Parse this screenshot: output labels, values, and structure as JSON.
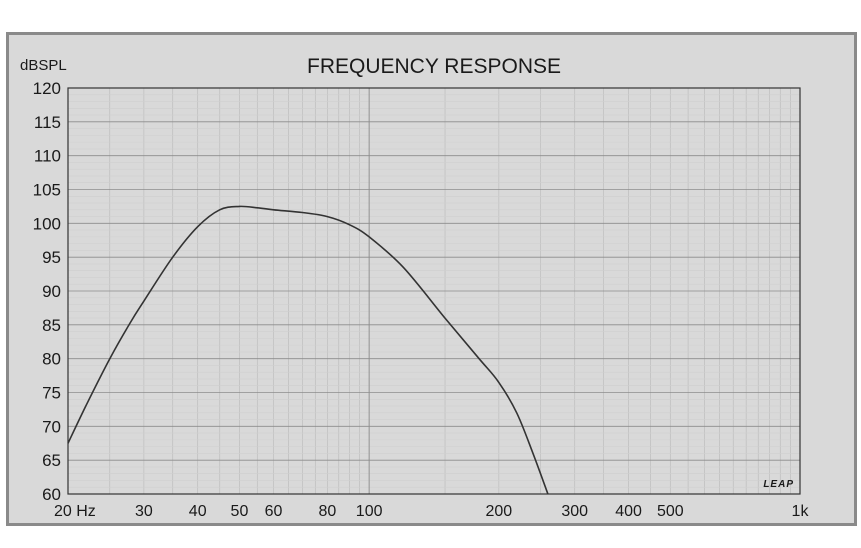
{
  "chart_data": {
    "type": "line",
    "title": "FREQUENCY RESPONSE",
    "ylabel": "dBSPL",
    "xlabel": "",
    "x_scale": "log",
    "xlim": [
      20,
      1000
    ],
    "ylim": [
      60,
      120
    ],
    "grid": true,
    "y_ticks": [
      60,
      65,
      70,
      75,
      80,
      85,
      90,
      95,
      100,
      105,
      110,
      115,
      120
    ],
    "x_tick_values": [
      20,
      30,
      40,
      50,
      60,
      80,
      100,
      200,
      300,
      400,
      500,
      1000
    ],
    "x_tick_labels": [
      "20 Hz",
      "30",
      "40",
      "50",
      "60",
      "80",
      "100",
      "200",
      "300",
      "400",
      "500",
      "1k"
    ],
    "watermark": "LEAP",
    "series": [
      {
        "x": [
          20,
          22,
          25,
          28,
          30,
          35,
          40,
          45,
          50,
          55,
          60,
          70,
          80,
          90,
          100,
          120,
          150,
          180,
          200,
          220,
          240,
          260
        ],
        "y": [
          67.5,
          73,
          80,
          85.5,
          88.5,
          95,
          99.5,
          102,
          102.5,
          102.3,
          102,
          101.6,
          101,
          99.8,
          98,
          93.5,
          86,
          80,
          76.5,
          72,
          66,
          60
        ]
      }
    ]
  }
}
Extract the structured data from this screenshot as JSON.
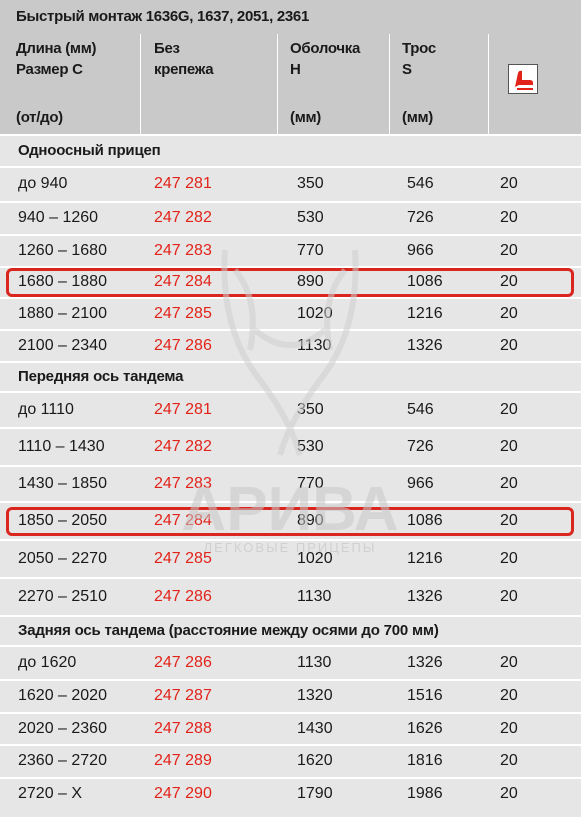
{
  "title": "Быстрый монтаж 1636G, 1637, 2051, 2361",
  "header": {
    "col1": [
      "Длина (мм)",
      "Размер C"
    ],
    "col1_unit": "(от/до)",
    "col2": [
      "Без",
      "крепежа"
    ],
    "col3": [
      "Оболочка",
      "H"
    ],
    "col3_unit": "(мм)",
    "col4": [
      "Трос",
      "S"
    ],
    "col4_unit": "(мм)"
  },
  "icons": {
    "seat": "seat-icon"
  },
  "colors": {
    "part_number": "#e2231a",
    "highlight": "#d9271f",
    "header_bg": "#c9c9c9",
    "row_bg": "#e6e6e6"
  },
  "watermark": {
    "brand": "АРИВА",
    "tagline": "ЛЕГКОВЫЕ ПРИЦЕПЫ"
  },
  "sections": [
    {
      "name": "Одноосный прицеп",
      "rows": [
        {
          "length": "до 940",
          "part": "247 281",
          "h": "350",
          "s": "546",
          "qty": "20"
        },
        {
          "length": "940 – 1260",
          "part": "247 282",
          "h": "530",
          "s": "726",
          "qty": "20"
        },
        {
          "length": "1260 – 1680",
          "part": "247 283",
          "h": "770",
          "s": "966",
          "qty": "20"
        },
        {
          "length": "1680 – 1880",
          "part": "247 284",
          "h": "890",
          "s": "1086",
          "qty": "20",
          "highlight": true
        },
        {
          "length": "1880 – 2100",
          "part": "247 285",
          "h": "1020",
          "s": "1216",
          "qty": "20"
        },
        {
          "length": "2100 – 2340",
          "part": "247 286",
          "h": "1130",
          "s": "1326",
          "qty": "20"
        }
      ]
    },
    {
      "name": "Передняя ось тандема",
      "rows": [
        {
          "length": "до 1110",
          "part": "247 281",
          "h": "350",
          "s": "546",
          "qty": "20"
        },
        {
          "length": "1110 – 1430",
          "part": "247 282",
          "h": "530",
          "s": "726",
          "qty": "20"
        },
        {
          "length": "1430 – 1850",
          "part": "247 283",
          "h": "770",
          "s": "966",
          "qty": "20"
        },
        {
          "length": "1850 – 2050",
          "part": "247 284",
          "h": "890",
          "s": "1086",
          "qty": "20",
          "highlight": true
        },
        {
          "length": "2050 – 2270",
          "part": "247 285",
          "h": "1020",
          "s": "1216",
          "qty": "20"
        },
        {
          "length": "2270 – 2510",
          "part": "247 286",
          "h": "1130",
          "s": "1326",
          "qty": "20"
        }
      ]
    },
    {
      "name": "Задняя ось тандема (расстояние между осями до 700 мм)",
      "rows": [
        {
          "length": "до 1620",
          "part": "247 286",
          "h": "1130",
          "s": "1326",
          "qty": "20"
        },
        {
          "length": "1620 – 2020",
          "part": "247 287",
          "h": "1320",
          "s": "1516",
          "qty": "20"
        },
        {
          "length": "2020 – 2360",
          "part": "247 288",
          "h": "1430",
          "s": "1626",
          "qty": "20"
        },
        {
          "length": "2360 – 2720",
          "part": "247 289",
          "h": "1620",
          "s": "1816",
          "qty": "20"
        },
        {
          "length": "2720 – X",
          "part": "247 290",
          "h": "1790",
          "s": "1986",
          "qty": "20"
        }
      ]
    }
  ]
}
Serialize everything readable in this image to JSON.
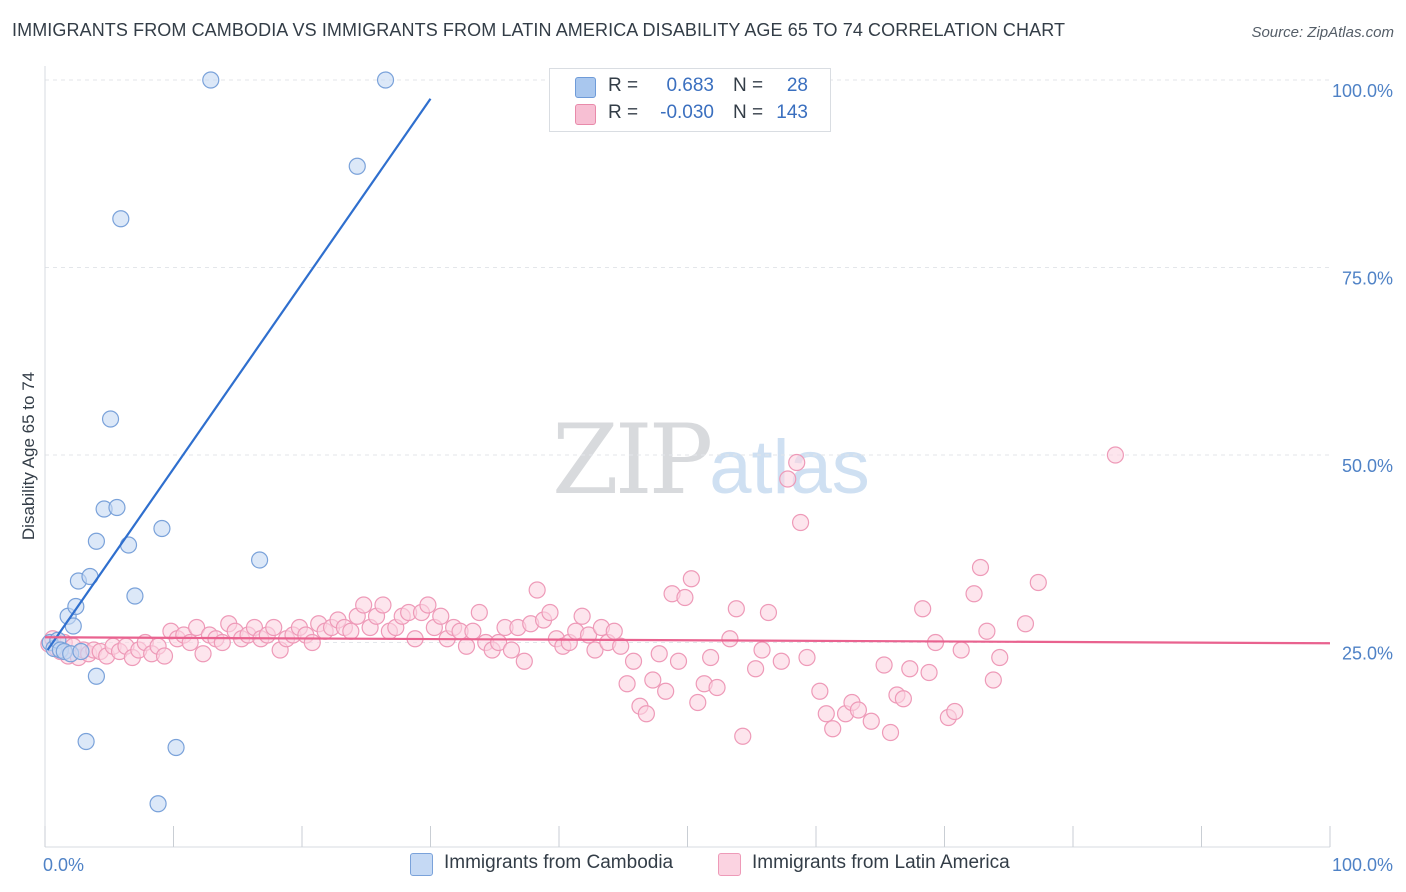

| EXERCISE TASK |
Go through the entries above and copy every line containing "this".

| RIGHT ANSWER |
Parse this screenshot: output labels, values, and structure as JSON.
Extract the structured data from this screenshot as JSON.
Serialize everything readable in this image to JSON.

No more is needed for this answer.